Data records:
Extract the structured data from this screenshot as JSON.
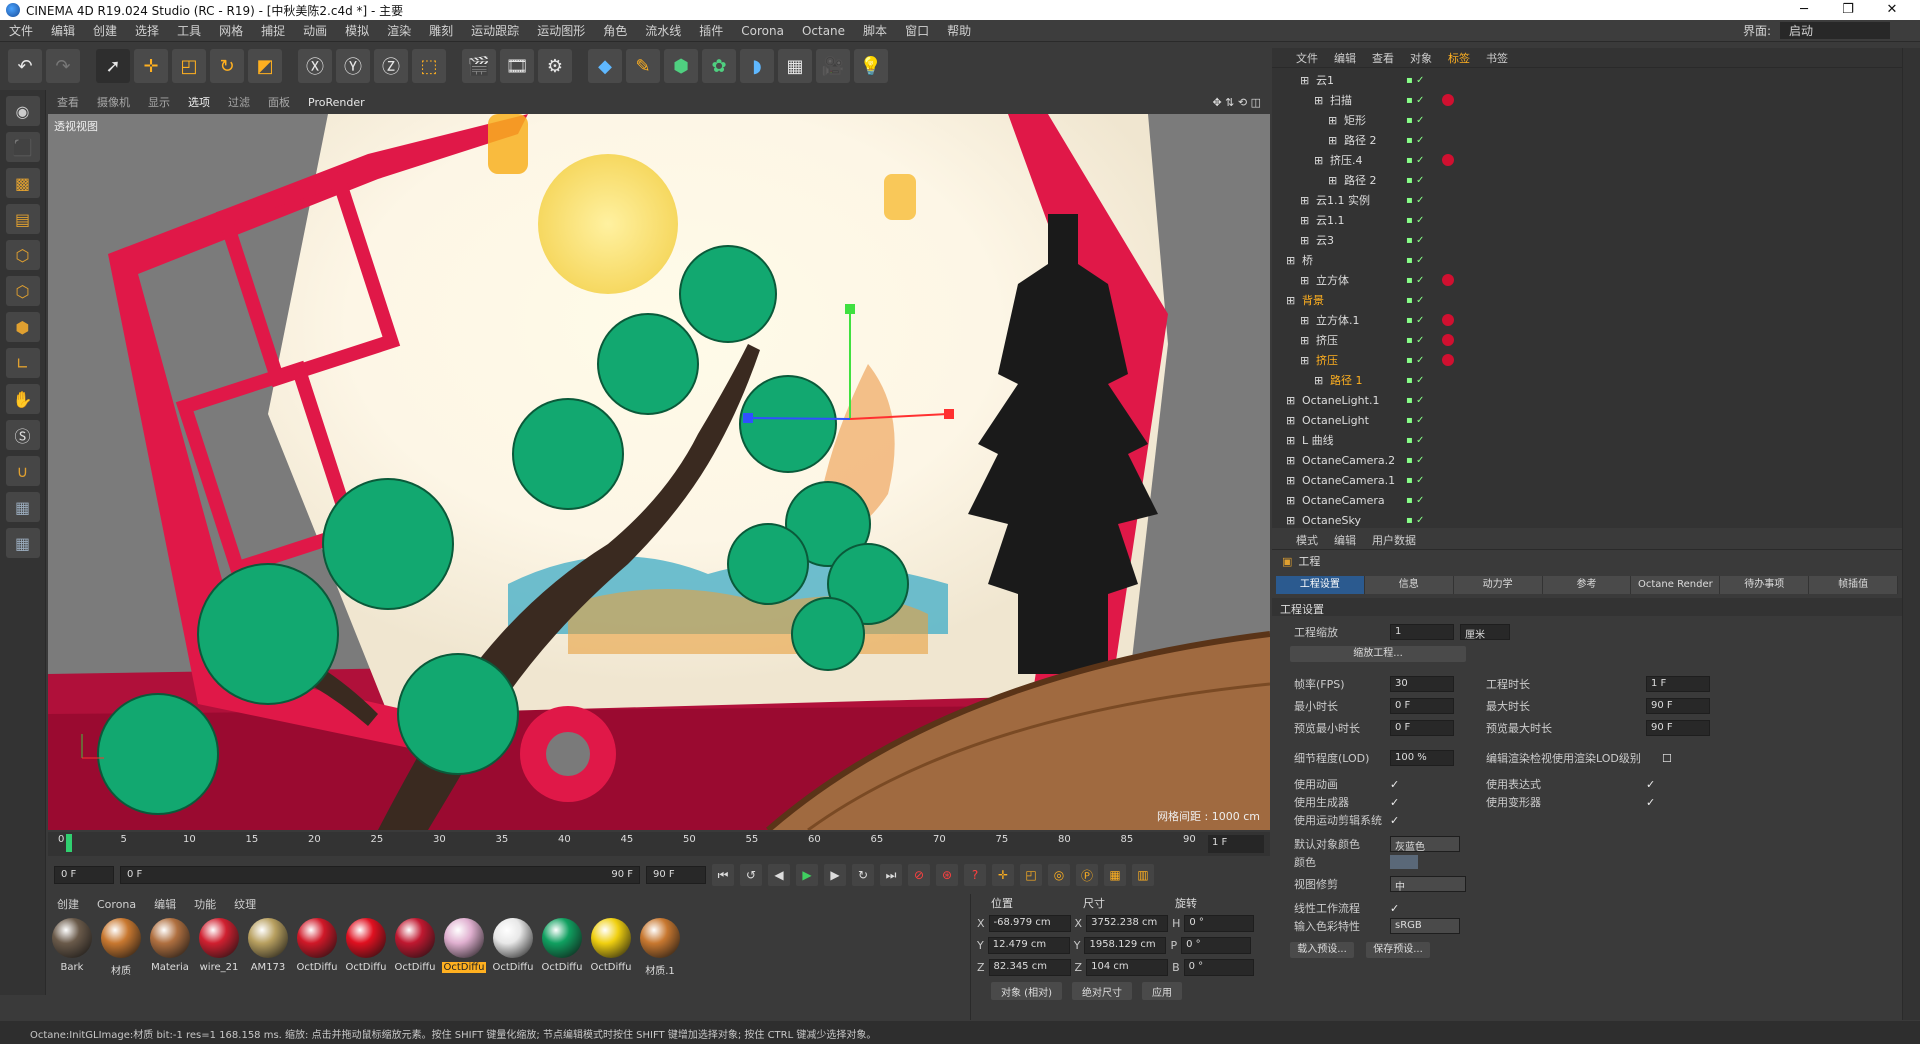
{
  "window": {
    "title": "CINEMA 4D R19.024 Studio (RC - R19) - [中秋美陈2.c4d *] - 主要",
    "minimize": "─",
    "maximize": "❐",
    "close": "✕"
  },
  "menu": {
    "items": [
      "文件",
      "编辑",
      "创建",
      "选择",
      "工具",
      "网格",
      "捕捉",
      "动画",
      "模拟",
      "渲染",
      "雕刻",
      "运动跟踪",
      "运动图形",
      "角色",
      "流水线",
      "插件",
      "Corona",
      "Octane",
      "脚本",
      "窗口",
      "帮助"
    ],
    "layout_label": "界面:",
    "layout_value": "启动"
  },
  "viewport": {
    "menu": [
      "查看",
      "摄像机",
      "显示",
      "选项",
      "过滤",
      "面板",
      "ProRender"
    ],
    "label": "透视视图",
    "grid": "网格间距 : 1000 cm"
  },
  "timeline": {
    "ticks": [
      "0",
      "5",
      "10",
      "15",
      "20",
      "25",
      "30",
      "35",
      "40",
      "45",
      "50",
      "55",
      "60",
      "65",
      "70",
      "75",
      "80",
      "85",
      "90"
    ],
    "current_frame": "1 F",
    "start": "0 F",
    "range_start": "0 F",
    "range_end": "90 F",
    "end": "90 F"
  },
  "materials": {
    "menu": [
      "创建",
      "Corona",
      "编辑",
      "功能",
      "纹理"
    ],
    "items": [
      {
        "name": "Bark",
        "color": "#6a5a4a"
      },
      {
        "name": "材质",
        "color": "#c87830"
      },
      {
        "name": "Materia",
        "color": "#b07040"
      },
      {
        "name": "wire_21",
        "color": "#d02030"
      },
      {
        "name": "AM173",
        "color": "#b8a060"
      },
      {
        "name": "OctDiffu",
        "color": "#d01828"
      },
      {
        "name": "OctDiffu",
        "color": "#e01020"
      },
      {
        "name": "OctDiffu",
        "color": "#c01830"
      },
      {
        "name": "OctDiffu",
        "color": "#e0b0d0"
      },
      {
        "name": "OctDiffu",
        "color": "#e8e8e8"
      },
      {
        "name": "OctDiffu",
        "color": "#10a060"
      },
      {
        "name": "OctDiffu",
        "color": "#f0d010"
      },
      {
        "name": "材质.1",
        "color": "#c87830"
      }
    ]
  },
  "coords": {
    "headers": [
      "位置",
      "尺寸",
      "旋转"
    ],
    "rows": [
      {
        "axis": "X",
        "pos": "-68.979 cm",
        "saxis": "X",
        "size": "3752.238 cm",
        "raxis": "H",
        "rot": "0 °"
      },
      {
        "axis": "Y",
        "pos": "12.479 cm",
        "saxis": "Y",
        "size": "1958.129 cm",
        "raxis": "P",
        "rot": "0 °"
      },
      {
        "axis": "Z",
        "pos": "82.345 cm",
        "saxis": "Z",
        "size": "104 cm",
        "raxis": "B",
        "rot": "0 °"
      }
    ],
    "mode": "对象 (相对)",
    "size_mode": "绝对尺寸",
    "apply": "应用"
  },
  "objects": {
    "menu": [
      "文件",
      "编辑",
      "查看",
      "对象",
      "标签",
      "书签"
    ],
    "items": [
      {
        "name": "云1",
        "indent": 28,
        "hl": false,
        "tag": false
      },
      {
        "name": "扫描",
        "indent": 42,
        "hl": false,
        "tag": true
      },
      {
        "name": "矩形",
        "indent": 56,
        "hl": false,
        "tag": false
      },
      {
        "name": "路径 2",
        "indent": 56,
        "hl": false,
        "tag": false
      },
      {
        "name": "挤压.4",
        "indent": 42,
        "hl": false,
        "tag": true
      },
      {
        "name": "路径 2",
        "indent": 56,
        "hl": false,
        "tag": false
      },
      {
        "name": "云1.1 实例",
        "indent": 28,
        "hl": false,
        "tag": false
      },
      {
        "name": "云1.1",
        "indent": 28,
        "hl": false,
        "tag": false
      },
      {
        "name": "云3",
        "indent": 28,
        "hl": false,
        "tag": false
      },
      {
        "name": "桥",
        "indent": 14,
        "hl": false,
        "tag": false
      },
      {
        "name": "立方体",
        "indent": 28,
        "hl": false,
        "tag": true
      },
      {
        "name": "背景",
        "indent": 14,
        "hl": true,
        "tag": false
      },
      {
        "name": "立方体.1",
        "indent": 28,
        "hl": false,
        "tag": true
      },
      {
        "name": "挤压",
        "indent": 28,
        "hl": false,
        "tag": true
      },
      {
        "name": "挤压",
        "indent": 28,
        "hl": true,
        "tag": true
      },
      {
        "name": "路径 1",
        "indent": 42,
        "hl": true,
        "tag": false
      },
      {
        "name": "OctaneLight.1",
        "indent": 14,
        "hl": false,
        "tag": false
      },
      {
        "name": "OctaneLight",
        "indent": 14,
        "hl": false,
        "tag": false
      },
      {
        "name": "L 曲线",
        "indent": 14,
        "hl": false,
        "tag": false
      },
      {
        "name": "OctaneCamera.2",
        "indent": 14,
        "hl": false,
        "tag": false
      },
      {
        "name": "OctaneCamera.1",
        "indent": 14,
        "hl": false,
        "tag": false
      },
      {
        "name": "OctaneCamera",
        "indent": 14,
        "hl": false,
        "tag": false
      },
      {
        "name": "OctaneSky",
        "indent": 14,
        "hl": false,
        "tag": false
      }
    ]
  },
  "attributes": {
    "menu": [
      "模式",
      "编辑",
      "用户数据"
    ],
    "title": "工程",
    "tabs": [
      "工程设置",
      "信息",
      "动力学",
      "参考",
      "Octane Render",
      "待办事项",
      "帧插值"
    ],
    "section": "工程设置",
    "scale_label": "工程缩放",
    "scale_value": "1",
    "scale_unit": "厘米",
    "scale_btn": "缩放工程...",
    "fps_label": "帧率(FPS)",
    "fps": "30",
    "duration_label": "工程时长",
    "duration": "1 F",
    "min_label": "最小时长",
    "min": "0 F",
    "max_label": "最大时长",
    "max": "90 F",
    "pmin_label": "预览最小时长",
    "pmin": "0 F",
    "pmax_label": "预览最大时长",
    "pmax": "90 F",
    "lod_label": "细节程度(LOD)",
    "lod": "100 %",
    "lod_check": "编辑渲染检视使用渲染LOD级别",
    "anim_label": "使用动画",
    "expr_label": "使用表达式",
    "gen_label": "使用生成器",
    "deform_label": "使用变形器",
    "motion_label": "使用运动剪辑系统",
    "objcolor_label": "默认对象颜色",
    "objcolor": "灰蓝色",
    "color_label": "颜色",
    "clip_label": "视图修剪",
    "clip": "中",
    "linear_label": "线性工作流程",
    "cprofile_label": "输入色彩特性",
    "cprofile": "sRGB",
    "load_btn": "载入预设...",
    "save_btn": "保存预设..."
  },
  "status": "Octane:InitGLImage:材质 bit:-1 res=1 168.158 ms.   缩放: 点击并拖动鼠标缩放元素。按住 SHIFT 键量化缩放; 节点编辑模式时按住 SHIFT 键增加选择对象; 按住 CTRL 键减少选择对象。"
}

Problem details
Replicate the material above verbatim; images stay out of the copy.

Solution
Extract the structured data from this screenshot as JSON.
{
  "window": {
    "title": "CINEMA 4D R19.024 Studio (RC - R19) - [中秋美陈2.c4d *] - 主要",
    "minimize": "─",
    "maximize": "❐",
    "close": "✕"
  },
  "menu": {
    "items": [
      "文件",
      "编辑",
      "创建",
      "选择",
      "工具",
      "网格",
      "捕捉",
      "动画",
      "模拟",
      "渲染",
      "雕刻",
      "运动跟踪",
      "运动图形",
      "角色",
      "流水线",
      "插件",
      "Corona",
      "Octane",
      "脚本",
      "窗口",
      "帮助"
    ],
    "layout_label": "界面:",
    "layout_value": "启动"
  },
  "viewport": {
    "menu": [
      "查看",
      "摄像机",
      "显示",
      "选项",
      "过滤",
      "面板",
      "ProRender"
    ],
    "label": "透视视图",
    "grid": "网格间距 : 1000 cm"
  },
  "timeline": {
    "ticks": [
      "0",
      "5",
      "10",
      "15",
      "20",
      "25",
      "30",
      "35",
      "40",
      "45",
      "50",
      "55",
      "60",
      "65",
      "70",
      "75",
      "80",
      "85",
      "90"
    ],
    "current_frame": "1 F",
    "start": "0 F",
    "range_start": "0 F",
    "range_end": "90 F",
    "end": "90 F"
  },
  "materials": {
    "menu": [
      "创建",
      "Corona",
      "编辑",
      "功能",
      "纹理"
    ],
    "items": [
      {
        "name": "Bark",
        "color": "#6a5a4a"
      },
      {
        "name": "材质",
        "color": "#c87830"
      },
      {
        "name": "Materia",
        "color": "#b07040"
      },
      {
        "name": "wire_21",
        "color": "#d02030"
      },
      {
        "name": "AM173",
        "color": "#b8a060"
      },
      {
        "name": "OctDiffu",
        "color": "#d01828"
      },
      {
        "name": "OctDiffu",
        "color": "#e01020"
      },
      {
        "name": "OctDiffu",
        "color": "#c01830"
      },
      {
        "name": "OctDiffu",
        "color": "#e0b0d0"
      },
      {
        "name": "OctDiffu",
        "color": "#e8e8e8"
      },
      {
        "name": "OctDiffu",
        "color": "#10a060"
      },
      {
        "name": "OctDiffu",
        "color": "#f0d010"
      },
      {
        "name": "材质.1",
        "color": "#c87830"
      }
    ]
  },
  "coords": {
    "headers": [
      "位置",
      "尺寸",
      "旋转"
    ],
    "rows": [
      {
        "axis": "X",
        "pos": "-68.979 cm",
        "saxis": "X",
        "size": "3752.238 cm",
        "raxis": "H",
        "rot": "0 °"
      },
      {
        "axis": "Y",
        "pos": "12.479 cm",
        "saxis": "Y",
        "size": "1958.129 cm",
        "raxis": "P",
        "rot": "0 °"
      },
      {
        "axis": "Z",
        "pos": "82.345 cm",
        "saxis": "Z",
        "size": "104 cm",
        "raxis": "B",
        "rot": "0 °"
      }
    ],
    "mode": "对象 (相对)",
    "size_mode": "绝对尺寸",
    "apply": "应用"
  },
  "objects": {
    "menu": [
      "文件",
      "编辑",
      "查看",
      "对象",
      "标签",
      "书签"
    ],
    "items": [
      {
        "name": "云1",
        "indent": 28,
        "hl": false,
        "tag": false
      },
      {
        "name": "扫描",
        "indent": 42,
        "hl": false,
        "tag": true
      },
      {
        "name": "矩形",
        "indent": 56,
        "hl": false,
        "tag": false
      },
      {
        "name": "路径 2",
        "indent": 56,
        "hl": false,
        "tag": false
      },
      {
        "name": "挤压.4",
        "indent": 42,
        "hl": false,
        "tag": true
      },
      {
        "name": "路径 2",
        "indent": 56,
        "hl": false,
        "tag": false
      },
      {
        "name": "云1.1 实例",
        "indent": 28,
        "hl": false,
        "tag": false
      },
      {
        "name": "云1.1",
        "indent": 28,
        "hl": false,
        "tag": false
      },
      {
        "name": "云3",
        "indent": 28,
        "hl": false,
        "tag": false
      },
      {
        "name": "桥",
        "indent": 14,
        "hl": false,
        "tag": false
      },
      {
        "name": "立方体",
        "indent": 28,
        "hl": false,
        "tag": true
      },
      {
        "name": "背景",
        "indent": 14,
        "hl": true,
        "tag": false
      },
      {
        "name": "立方体.1",
        "indent": 28,
        "hl": false,
        "tag": true
      },
      {
        "name": "挤压",
        "indent": 28,
        "hl": false,
        "tag": true
      },
      {
        "name": "挤压",
        "indent": 28,
        "hl": true,
        "tag": true
      },
      {
        "name": "路径 1",
        "indent": 42,
        "hl": true,
        "tag": false
      },
      {
        "name": "OctaneLight.1",
        "indent": 14,
        "hl": false,
        "tag": false
      },
      {
        "name": "OctaneLight",
        "indent": 14,
        "hl": false,
        "tag": false
      },
      {
        "name": "L 曲线",
        "indent": 14,
        "hl": false,
        "tag": false
      },
      {
        "name": "OctaneCamera.2",
        "indent": 14,
        "hl": false,
        "tag": false
      },
      {
        "name": "OctaneCamera.1",
        "indent": 14,
        "hl": false,
        "tag": false
      },
      {
        "name": "OctaneCamera",
        "indent": 14,
        "hl": false,
        "tag": false
      },
      {
        "name": "OctaneSky",
        "indent": 14,
        "hl": false,
        "tag": false
      }
    ]
  },
  "attributes": {
    "menu": [
      "模式",
      "编辑",
      "用户数据"
    ],
    "title": "工程",
    "tabs": [
      "工程设置",
      "信息",
      "动力学",
      "参考",
      "Octane Render",
      "待办事项",
      "帧插值"
    ],
    "section": "工程设置",
    "scale_label": "工程缩放",
    "scale_value": "1",
    "scale_unit": "厘米",
    "scale_btn": "缩放工程...",
    "fps_label": "帧率(FPS)",
    "fps": "30",
    "duration_label": "工程时长",
    "duration": "1 F",
    "min_label": "最小时长",
    "min": "0 F",
    "max_label": "最大时长",
    "max": "90 F",
    "pmin_label": "预览最小时长",
    "pmin": "0 F",
    "pmax_label": "预览最大时长",
    "pmax": "90 F",
    "lod_label": "细节程度(LOD)",
    "lod": "100 %",
    "lod_check": "编辑渲染检视使用渲染LOD级别",
    "anim_label": "使用动画",
    "expr_label": "使用表达式",
    "gen_label": "使用生成器",
    "deform_label": "使用变形器",
    "motion_label": "使用运动剪辑系统",
    "objcolor_label": "默认对象颜色",
    "objcolor": "灰蓝色",
    "color_label": "颜色",
    "clip_label": "视图修剪",
    "clip": "中",
    "linear_label": "线性工作流程",
    "cprofile_label": "输入色彩特性",
    "cprofile": "sRGB",
    "load_btn": "载入预设...",
    "save_btn": "保存预设..."
  },
  "status": "Octane:InitGLImage:材质 bit:-1 res=1 168.158 ms.   缩放: 点击并拖动鼠标缩放元素。按住 SHIFT 键量化缩放; 节点编辑模式时按住 SHIFT 键增加选择对象; 按住 CTRL 键减少选择对象。"
}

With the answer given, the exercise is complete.